#### Information shown:
■ ■ ■ ■
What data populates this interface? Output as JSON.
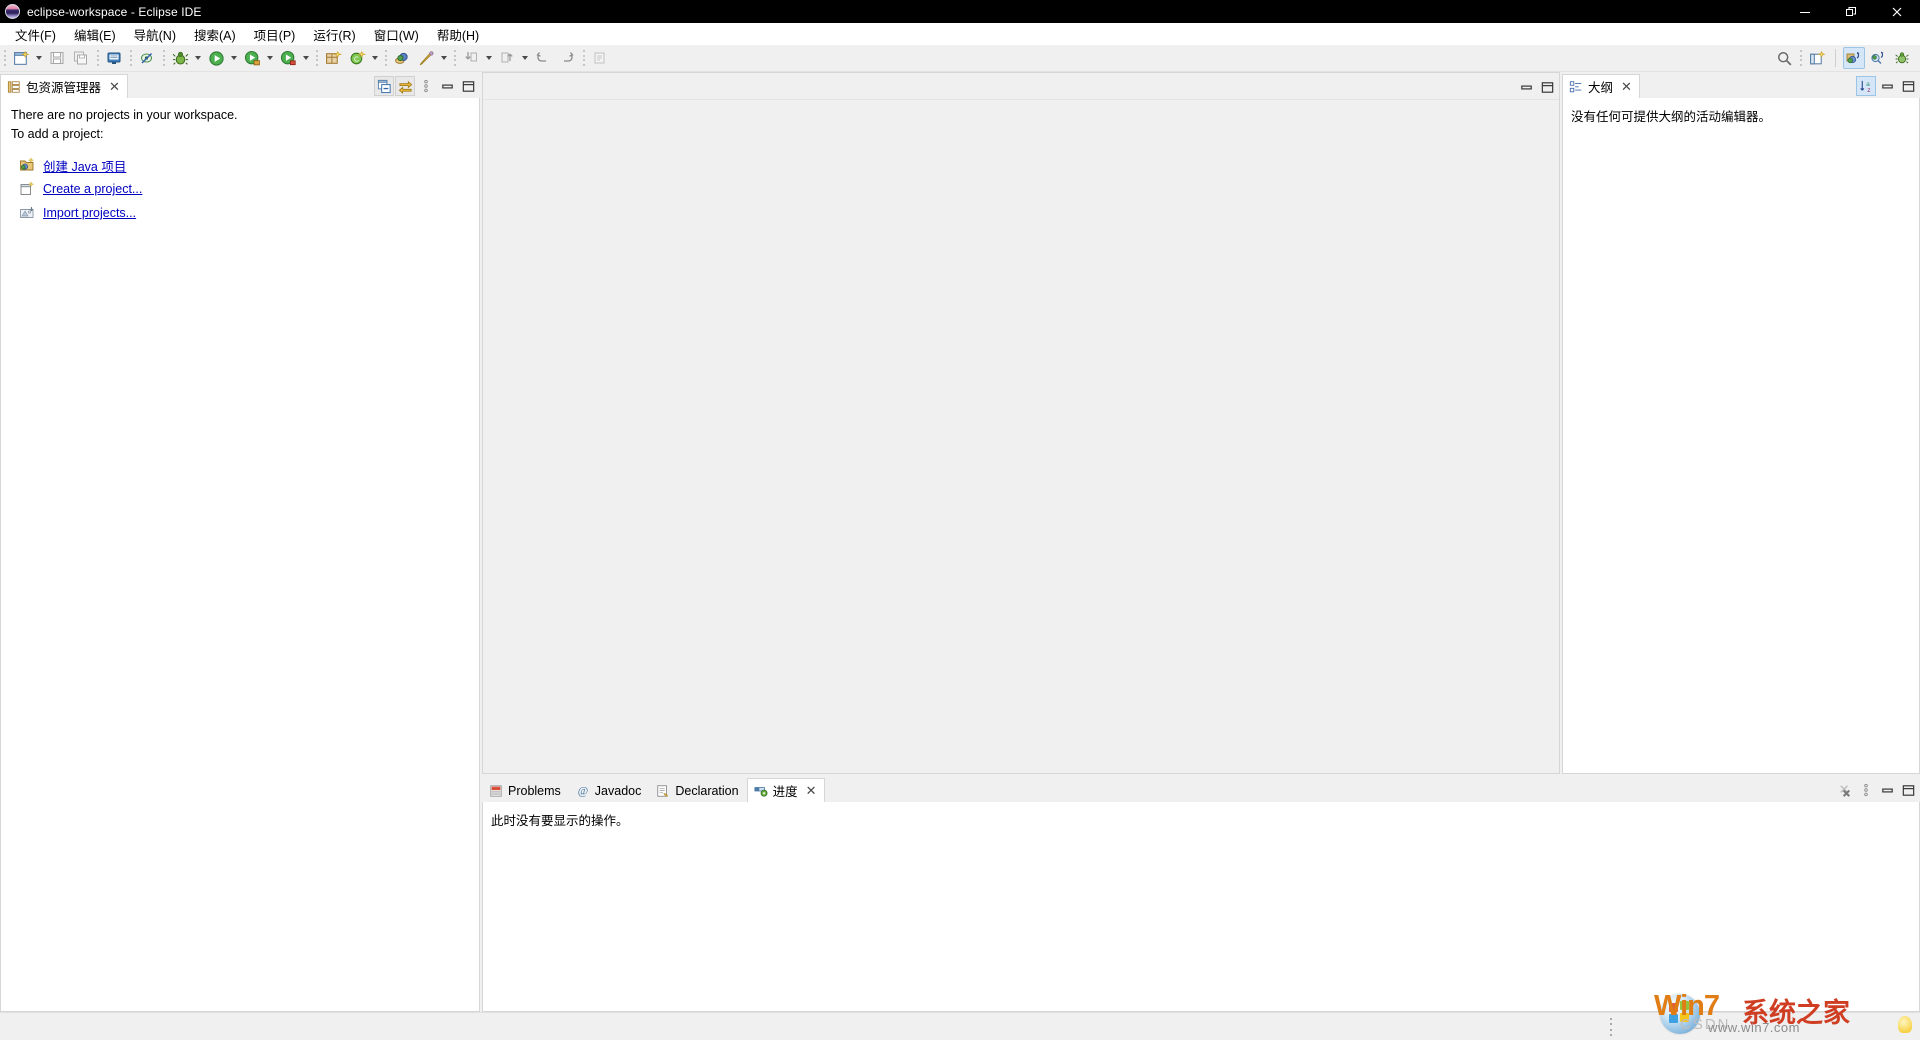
{
  "window": {
    "title": "eclipse-workspace - Eclipse IDE",
    "minimize_label": "─",
    "restore_label": "❐",
    "close_label": "✕"
  },
  "menubar": {
    "items": [
      {
        "label": "文件(F)"
      },
      {
        "label": "编辑(E)"
      },
      {
        "label": "导航(N)"
      },
      {
        "label": "搜索(A)"
      },
      {
        "label": "项目(P)"
      },
      {
        "label": "运行(R)"
      },
      {
        "label": "窗口(W)"
      },
      {
        "label": "帮助(H)"
      }
    ]
  },
  "toolbar": {
    "items": [
      {
        "name": "new-wizard-icon",
        "has_arrow": true
      },
      {
        "name": "save-icon",
        "has_arrow": false
      },
      {
        "name": "save-all-icon",
        "has_arrow": false
      },
      {
        "name": "print-icon",
        "has_arrow": false
      },
      {
        "name": "toggle-mark-occurrences-icon",
        "has_arrow": false
      },
      {
        "name": "debug-icon",
        "has_arrow": true
      },
      {
        "name": "run-icon",
        "has_arrow": true
      },
      {
        "name": "run-coverage-icon",
        "has_arrow": true
      },
      {
        "name": "external-tools-icon",
        "has_arrow": true
      },
      {
        "name": "new-java-package-icon",
        "has_arrow": false
      },
      {
        "name": "new-java-class-icon",
        "has_arrow": true
      },
      {
        "name": "open-type-icon",
        "has_arrow": false
      },
      {
        "name": "new-annotation-icon",
        "has_arrow": true
      },
      {
        "name": "next-annotation-icon",
        "has_arrow": true
      },
      {
        "name": "previous-annotation-icon",
        "has_arrow": true
      },
      {
        "name": "back-history-icon",
        "has_arrow": false
      },
      {
        "name": "forward-history-icon",
        "has_arrow": false
      },
      {
        "name": "last-edit-location-icon",
        "has_arrow": false
      }
    ],
    "right_items": [
      {
        "name": "search-icon"
      },
      {
        "name": "open-perspective-icon"
      },
      {
        "name": "perspective-java-icon",
        "active": true
      },
      {
        "name": "perspective-java-browsing-icon",
        "active": false
      },
      {
        "name": "perspective-debug-icon",
        "active": false
      }
    ]
  },
  "package_explorer": {
    "tab_label": "包资源管理器",
    "close_label": "✕",
    "message_line1": "There are no projects in your workspace.",
    "message_line2": "To add a project:",
    "links": [
      {
        "label": "创建 Java 项目",
        "icon": "new-java-project-icon"
      },
      {
        "label": "Create a project...",
        "icon": "new-project-icon"
      },
      {
        "label": "Import projects...",
        "icon": "import-projects-icon"
      }
    ],
    "toolbar": [
      {
        "name": "collapse-all-icon"
      },
      {
        "name": "link-with-editor-icon"
      },
      {
        "name": "view-menu-icon"
      },
      {
        "name": "minimize-icon"
      },
      {
        "name": "maximize-icon"
      }
    ]
  },
  "editor_area": {
    "toolbar": [
      {
        "name": "minimize-icon"
      },
      {
        "name": "maximize-icon"
      }
    ]
  },
  "outline": {
    "tab_label": "大纲",
    "close_label": "✕",
    "message": "没有任何可提供大纲的活动编辑器。",
    "toolbar": [
      {
        "name": "sort-icon",
        "active": true
      },
      {
        "name": "minimize-icon"
      },
      {
        "name": "maximize-icon"
      }
    ]
  },
  "bottom_panel": {
    "tabs": [
      {
        "label": "Problems",
        "icon": "problems-icon",
        "active": false,
        "closable": false
      },
      {
        "label": "Javadoc",
        "icon": "javadoc-icon",
        "active": false,
        "closable": false
      },
      {
        "label": "Declaration",
        "icon": "declaration-icon",
        "active": false,
        "closable": false
      },
      {
        "label": "进度",
        "icon": "progress-icon",
        "active": true,
        "closable": true
      }
    ],
    "close_label": "✕",
    "message": "此时没有要显示的操作。",
    "toolbar": [
      {
        "name": "remove-all-finished-icon"
      },
      {
        "name": "view-menu-icon"
      },
      {
        "name": "minimize-icon"
      },
      {
        "name": "maximize-icon"
      }
    ]
  },
  "watermark": {
    "brand_en": "Win7",
    "brand_cn": "系统之家",
    "url": "www.win7.com",
    "overlay": "CSDN"
  },
  "colors": {
    "titlebar_bg": "#000000",
    "toolbar_bg": "#f0f0f0",
    "panel_bg": "#ffffff",
    "editor_bg": "#f0f0f0",
    "link": "#0000c0",
    "tab_border": "#d6d6d6",
    "accent_active": "#d4e6f8"
  }
}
■ ■ ■ ■
#### Goal:
Pictures in the records should not appear in your copy, but everything else must be transcribed exactly.

#### Solution to the problem:
What data populates this interface? Output as JSON.
{
  "window": {
    "title": "eclipse-workspace - Eclipse IDE",
    "minimize_label": "─",
    "restore_label": "❐",
    "close_label": "✕"
  },
  "menubar": {
    "items": [
      {
        "label": "文件(F)"
      },
      {
        "label": "编辑(E)"
      },
      {
        "label": "导航(N)"
      },
      {
        "label": "搜索(A)"
      },
      {
        "label": "项目(P)"
      },
      {
        "label": "运行(R)"
      },
      {
        "label": "窗口(W)"
      },
      {
        "label": "帮助(H)"
      }
    ]
  },
  "toolbar": {
    "items": [
      {
        "name": "new-wizard-icon",
        "has_arrow": true
      },
      {
        "name": "save-icon",
        "has_arrow": false
      },
      {
        "name": "save-all-icon",
        "has_arrow": false
      },
      {
        "name": "print-icon",
        "has_arrow": false
      },
      {
        "name": "toggle-mark-occurrences-icon",
        "has_arrow": false
      },
      {
        "name": "debug-icon",
        "has_arrow": true
      },
      {
        "name": "run-icon",
        "has_arrow": true
      },
      {
        "name": "run-coverage-icon",
        "has_arrow": true
      },
      {
        "name": "external-tools-icon",
        "has_arrow": true
      },
      {
        "name": "new-java-package-icon",
        "has_arrow": false
      },
      {
        "name": "new-java-class-icon",
        "has_arrow": true
      },
      {
        "name": "open-type-icon",
        "has_arrow": false
      },
      {
        "name": "new-annotation-icon",
        "has_arrow": true
      },
      {
        "name": "next-annotation-icon",
        "has_arrow": true
      },
      {
        "name": "previous-annotation-icon",
        "has_arrow": true
      },
      {
        "name": "back-history-icon",
        "has_arrow": false
      },
      {
        "name": "forward-history-icon",
        "has_arrow": false
      },
      {
        "name": "last-edit-location-icon",
        "has_arrow": false
      }
    ],
    "right_items": [
      {
        "name": "search-icon"
      },
      {
        "name": "open-perspective-icon"
      },
      {
        "name": "perspective-java-icon",
        "active": true
      },
      {
        "name": "perspective-java-browsing-icon",
        "active": false
      },
      {
        "name": "perspective-debug-icon",
        "active": false
      }
    ]
  },
  "package_explorer": {
    "tab_label": "包资源管理器",
    "close_label": "✕",
    "message_line1": "There are no projects in your workspace.",
    "message_line2": "To add a project:",
    "links": [
      {
        "label": "创建 Java 项目",
        "icon": "new-java-project-icon"
      },
      {
        "label": "Create a project...",
        "icon": "new-project-icon"
      },
      {
        "label": "Import projects...",
        "icon": "import-projects-icon"
      }
    ],
    "toolbar": [
      {
        "name": "collapse-all-icon"
      },
      {
        "name": "link-with-editor-icon"
      },
      {
        "name": "view-menu-icon"
      },
      {
        "name": "minimize-icon"
      },
      {
        "name": "maximize-icon"
      }
    ]
  },
  "editor_area": {
    "toolbar": [
      {
        "name": "minimize-icon"
      },
      {
        "name": "maximize-icon"
      }
    ]
  },
  "outline": {
    "tab_label": "大纲",
    "close_label": "✕",
    "message": "没有任何可提供大纲的活动编辑器。",
    "toolbar": [
      {
        "name": "sort-icon",
        "active": true
      },
      {
        "name": "minimize-icon"
      },
      {
        "name": "maximize-icon"
      }
    ]
  },
  "bottom_panel": {
    "tabs": [
      {
        "label": "Problems",
        "icon": "problems-icon",
        "active": false,
        "closable": false
      },
      {
        "label": "Javadoc",
        "icon": "javadoc-icon",
        "active": false,
        "closable": false
      },
      {
        "label": "Declaration",
        "icon": "declaration-icon",
        "active": false,
        "closable": false
      },
      {
        "label": "进度",
        "icon": "progress-icon",
        "active": true,
        "closable": true
      }
    ],
    "close_label": "✕",
    "message": "此时没有要显示的操作。",
    "toolbar": [
      {
        "name": "remove-all-finished-icon"
      },
      {
        "name": "view-menu-icon"
      },
      {
        "name": "minimize-icon"
      },
      {
        "name": "maximize-icon"
      }
    ]
  },
  "watermark": {
    "brand_en": "Win7",
    "brand_cn": "系统之家",
    "url": "www.win7.com",
    "overlay": "CSDN"
  },
  "colors": {
    "titlebar_bg": "#000000",
    "toolbar_bg": "#f0f0f0",
    "panel_bg": "#ffffff",
    "editor_bg": "#f0f0f0",
    "link": "#0000c0",
    "tab_border": "#d6d6d6",
    "accent_active": "#d4e6f8"
  }
}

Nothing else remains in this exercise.